**SHORT EXERCISE**
Leave out the pictures and copy the remaining records exactly.

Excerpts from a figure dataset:
============
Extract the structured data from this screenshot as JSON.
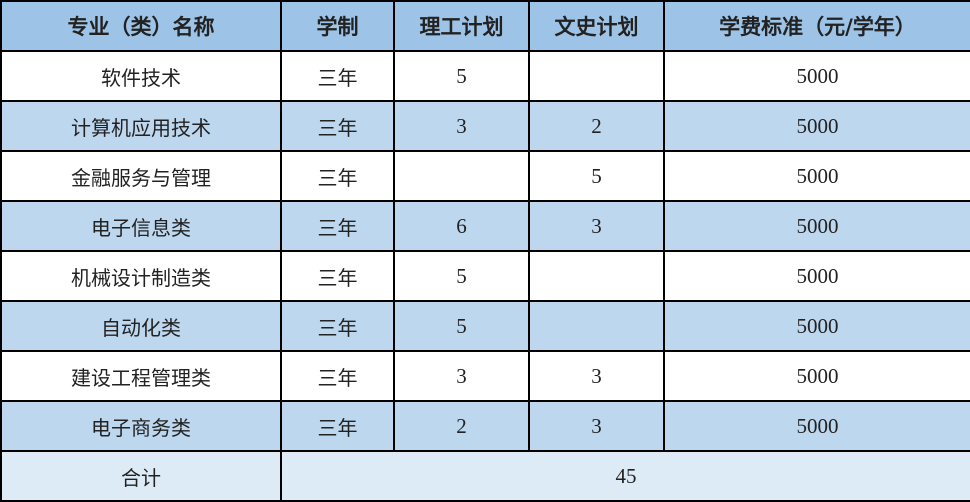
{
  "headers": [
    "专业（类）名称",
    "学制",
    "理工计划",
    "文史计划",
    "学费标准（元/学年）"
  ],
  "rows": [
    [
      "软件技术",
      "三年",
      "5",
      "",
      "5000"
    ],
    [
      "计算机应用技术",
      "三年",
      "3",
      "2",
      "5000"
    ],
    [
      "金融服务与管理",
      "三年",
      "",
      "5",
      "5000"
    ],
    [
      "电子信息类",
      "三年",
      "6",
      "3",
      "5000"
    ],
    [
      "机械设计制造类",
      "三年",
      "5",
      "",
      "5000"
    ],
    [
      "自动化类",
      "三年",
      "5",
      "",
      "5000"
    ],
    [
      "建设工程管理类",
      "三年",
      "3",
      "3",
      "5000"
    ],
    [
      "电子商务类",
      "三年",
      "2",
      "3",
      "5000"
    ]
  ],
  "total": {
    "label": "合计",
    "value": "45"
  },
  "colors": {
    "header": "#9DC3E6",
    "alt_row": "#BDD7EE",
    "total_row": "#DDEBF7"
  }
}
============
**EXERCISE RESULT**
Extract the structured data from this screenshot as JSON.
{
  "headers": [
    "专业（类）名称",
    "学制",
    "理工计划",
    "文史计划",
    "学费标准（元/学年）"
  ],
  "rows": [
    [
      "软件技术",
      "三年",
      "5",
      "",
      "5000"
    ],
    [
      "计算机应用技术",
      "三年",
      "3",
      "2",
      "5000"
    ],
    [
      "金融服务与管理",
      "三年",
      "",
      "5",
      "5000"
    ],
    [
      "电子信息类",
      "三年",
      "6",
      "3",
      "5000"
    ],
    [
      "机械设计制造类",
      "三年",
      "5",
      "",
      "5000"
    ],
    [
      "自动化类",
      "三年",
      "5",
      "",
      "5000"
    ],
    [
      "建设工程管理类",
      "三年",
      "3",
      "3",
      "5000"
    ],
    [
      "电子商务类",
      "三年",
      "2",
      "3",
      "5000"
    ]
  ],
  "total": {
    "label": "合计",
    "value": "45"
  },
  "colors": {
    "header": "#9DC3E6",
    "alt_row": "#BDD7EE",
    "total_row": "#DDEBF7"
  }
}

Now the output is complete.